--- start ---

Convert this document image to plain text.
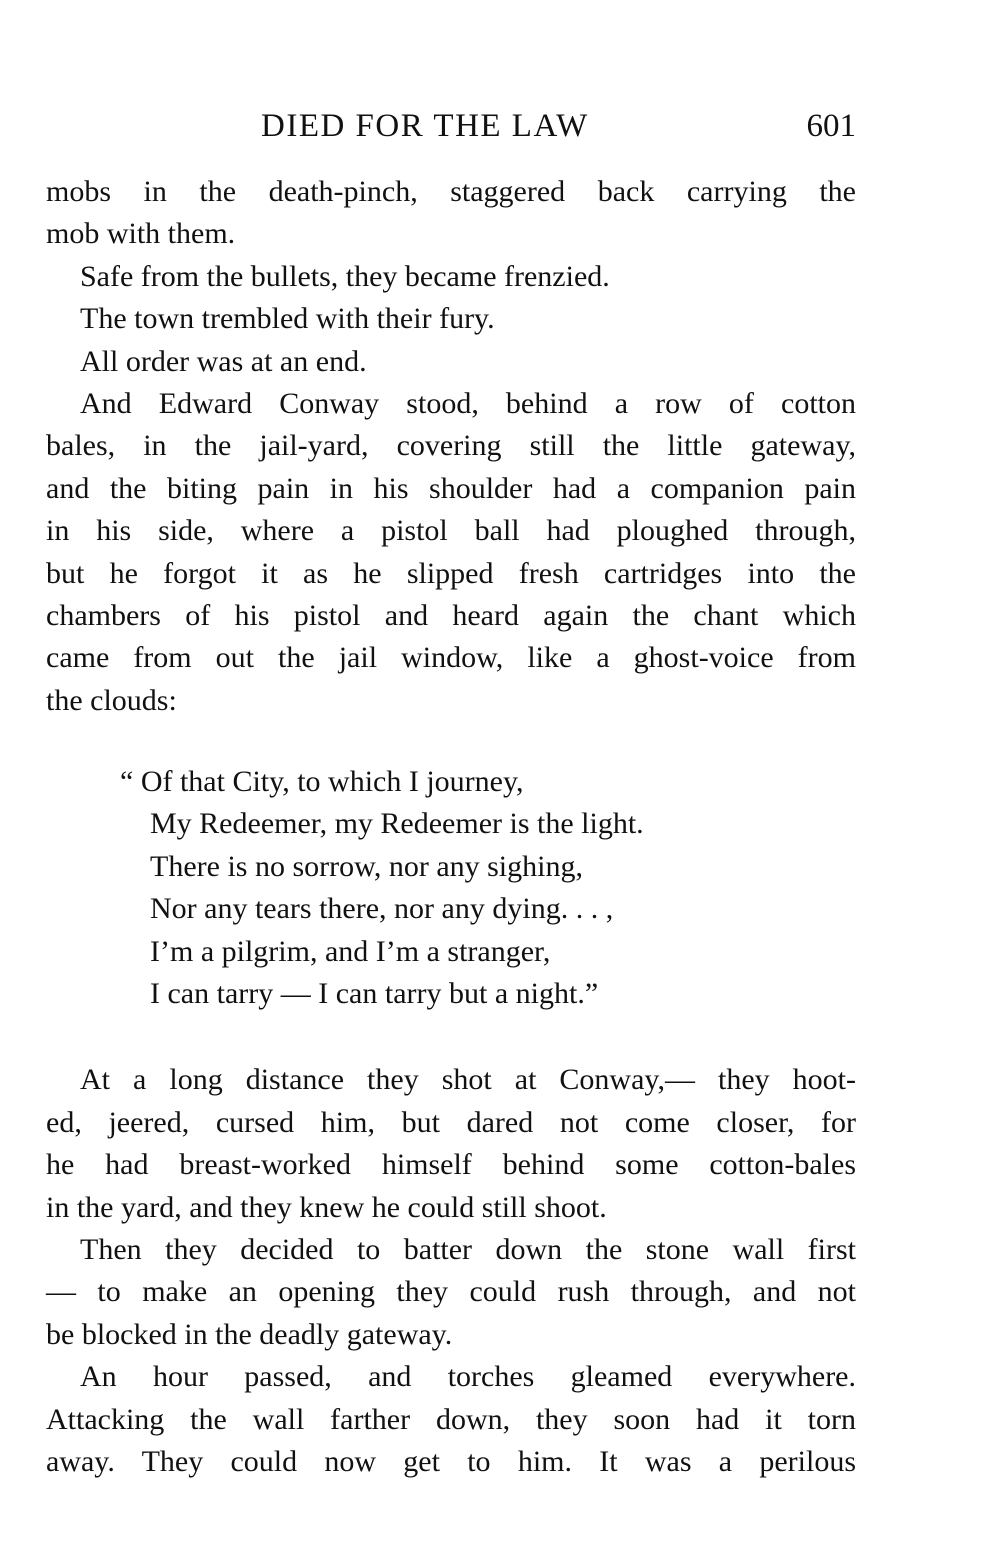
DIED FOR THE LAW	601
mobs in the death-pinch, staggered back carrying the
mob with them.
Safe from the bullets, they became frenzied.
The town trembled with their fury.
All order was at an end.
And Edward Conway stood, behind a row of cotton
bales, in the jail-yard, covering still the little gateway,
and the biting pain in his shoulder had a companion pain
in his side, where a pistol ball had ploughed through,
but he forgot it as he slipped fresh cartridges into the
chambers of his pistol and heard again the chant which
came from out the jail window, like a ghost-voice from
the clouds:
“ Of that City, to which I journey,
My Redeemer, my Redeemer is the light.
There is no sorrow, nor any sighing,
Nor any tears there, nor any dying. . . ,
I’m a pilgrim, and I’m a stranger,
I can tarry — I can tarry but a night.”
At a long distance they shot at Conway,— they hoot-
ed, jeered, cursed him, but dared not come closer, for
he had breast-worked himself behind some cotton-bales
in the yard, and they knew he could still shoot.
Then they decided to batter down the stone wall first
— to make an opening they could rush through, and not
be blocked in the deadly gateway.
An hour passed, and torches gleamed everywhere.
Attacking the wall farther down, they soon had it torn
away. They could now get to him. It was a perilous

--- end ---
--- start ---

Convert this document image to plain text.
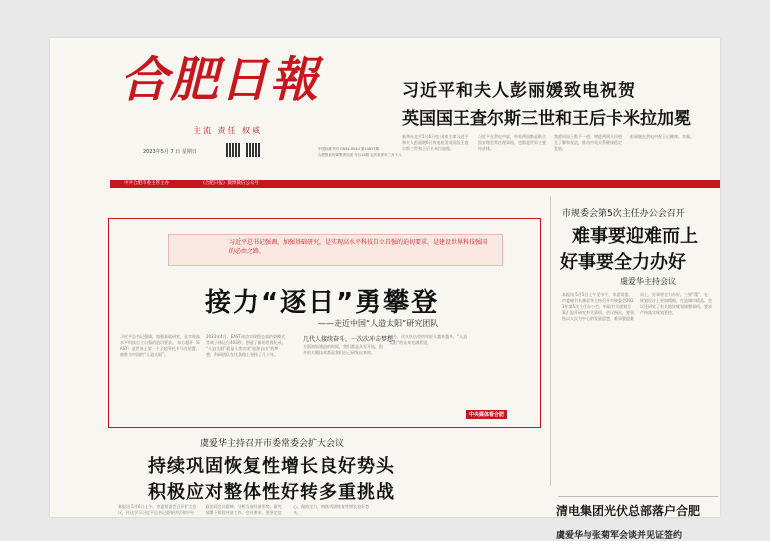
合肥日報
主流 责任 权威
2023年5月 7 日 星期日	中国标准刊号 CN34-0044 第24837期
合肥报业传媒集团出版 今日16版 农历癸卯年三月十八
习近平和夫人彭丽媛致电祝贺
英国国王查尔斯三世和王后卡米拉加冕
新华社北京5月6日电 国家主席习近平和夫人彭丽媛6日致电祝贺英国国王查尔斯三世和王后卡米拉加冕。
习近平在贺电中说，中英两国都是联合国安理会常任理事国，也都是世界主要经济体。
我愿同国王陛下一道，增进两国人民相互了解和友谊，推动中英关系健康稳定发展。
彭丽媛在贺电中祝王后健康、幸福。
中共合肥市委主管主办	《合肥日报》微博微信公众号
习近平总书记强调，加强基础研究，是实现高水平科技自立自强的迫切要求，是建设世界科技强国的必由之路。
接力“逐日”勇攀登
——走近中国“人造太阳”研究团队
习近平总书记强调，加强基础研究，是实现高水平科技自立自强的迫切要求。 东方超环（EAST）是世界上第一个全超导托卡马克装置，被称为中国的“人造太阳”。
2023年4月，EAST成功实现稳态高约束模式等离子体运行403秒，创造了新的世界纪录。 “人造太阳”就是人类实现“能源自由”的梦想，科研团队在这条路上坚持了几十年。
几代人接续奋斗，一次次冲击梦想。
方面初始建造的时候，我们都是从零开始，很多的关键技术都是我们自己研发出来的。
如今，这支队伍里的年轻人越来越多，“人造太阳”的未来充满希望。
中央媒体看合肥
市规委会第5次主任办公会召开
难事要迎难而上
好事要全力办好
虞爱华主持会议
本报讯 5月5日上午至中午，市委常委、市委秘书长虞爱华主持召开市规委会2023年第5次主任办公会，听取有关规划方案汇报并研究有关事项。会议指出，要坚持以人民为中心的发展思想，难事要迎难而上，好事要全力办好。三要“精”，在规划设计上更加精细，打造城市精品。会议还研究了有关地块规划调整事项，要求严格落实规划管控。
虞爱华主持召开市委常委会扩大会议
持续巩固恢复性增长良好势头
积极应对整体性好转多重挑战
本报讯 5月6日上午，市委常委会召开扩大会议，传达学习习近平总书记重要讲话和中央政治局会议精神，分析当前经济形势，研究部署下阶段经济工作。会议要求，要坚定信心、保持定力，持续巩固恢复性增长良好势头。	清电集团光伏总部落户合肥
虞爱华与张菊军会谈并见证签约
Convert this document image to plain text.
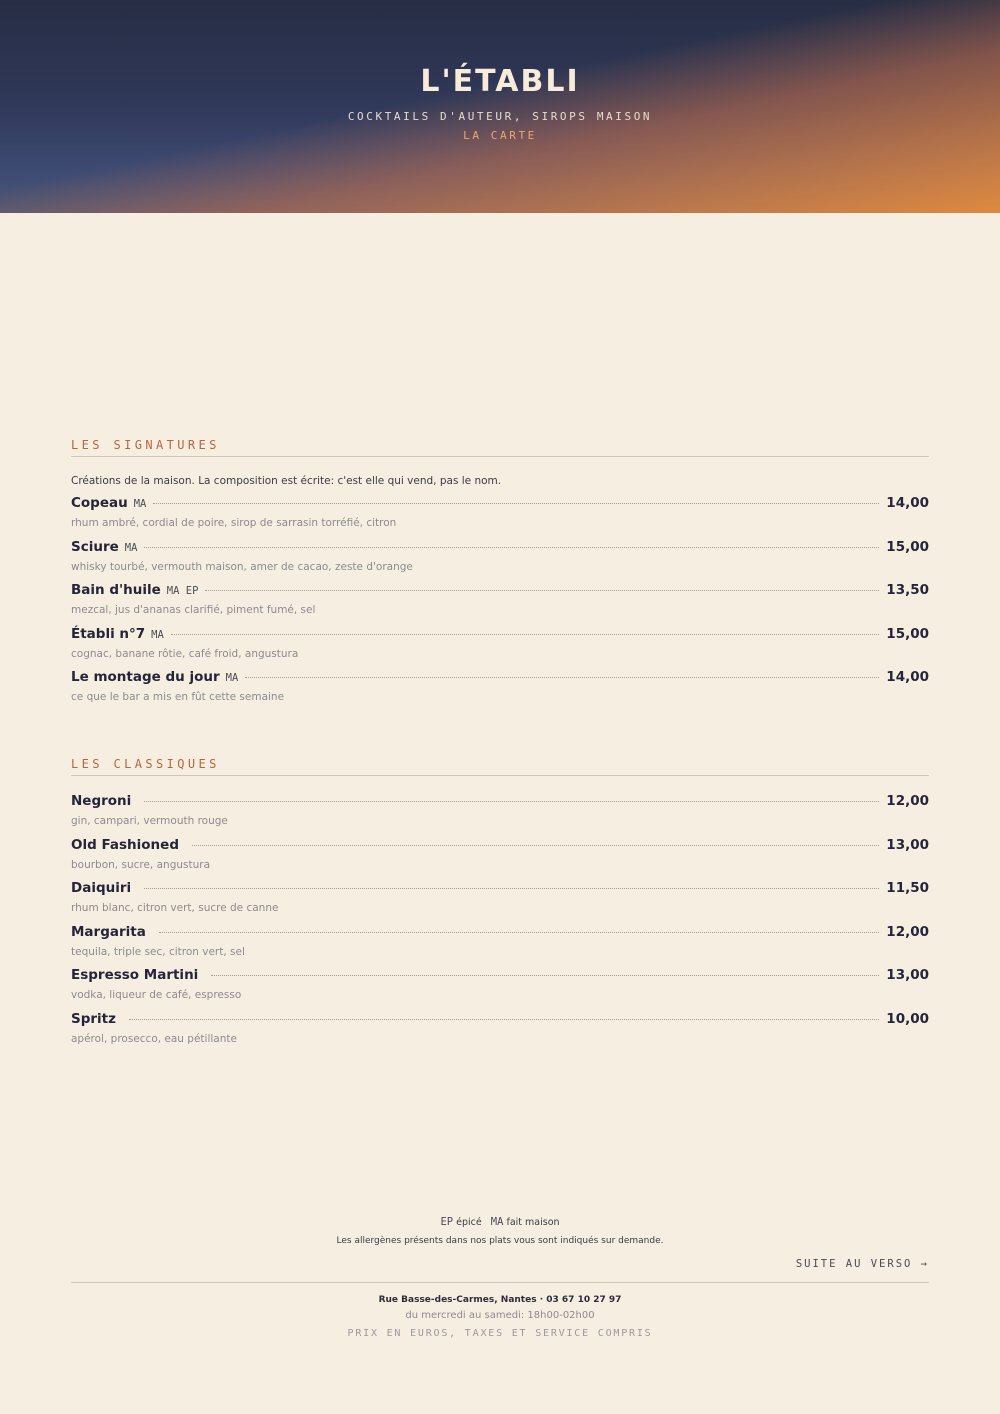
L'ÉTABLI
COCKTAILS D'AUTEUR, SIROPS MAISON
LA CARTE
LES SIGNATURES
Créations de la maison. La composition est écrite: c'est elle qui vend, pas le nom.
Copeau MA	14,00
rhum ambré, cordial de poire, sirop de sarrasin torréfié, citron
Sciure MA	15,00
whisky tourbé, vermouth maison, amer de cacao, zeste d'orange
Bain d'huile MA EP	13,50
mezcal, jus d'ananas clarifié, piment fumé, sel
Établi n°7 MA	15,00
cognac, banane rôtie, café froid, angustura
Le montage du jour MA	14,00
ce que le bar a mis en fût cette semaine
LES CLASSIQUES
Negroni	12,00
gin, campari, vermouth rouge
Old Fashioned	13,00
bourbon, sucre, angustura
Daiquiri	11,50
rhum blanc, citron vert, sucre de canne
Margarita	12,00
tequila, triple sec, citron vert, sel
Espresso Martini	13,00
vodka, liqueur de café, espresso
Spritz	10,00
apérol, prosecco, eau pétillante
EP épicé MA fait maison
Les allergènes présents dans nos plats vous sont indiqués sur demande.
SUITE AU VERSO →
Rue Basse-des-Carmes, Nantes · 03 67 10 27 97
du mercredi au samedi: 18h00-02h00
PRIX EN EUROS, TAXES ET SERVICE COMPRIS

--- end ---

▶ [What is required]
Report how many lines include the word "Conway". Give nothing but the number.

▶ [Solution]
2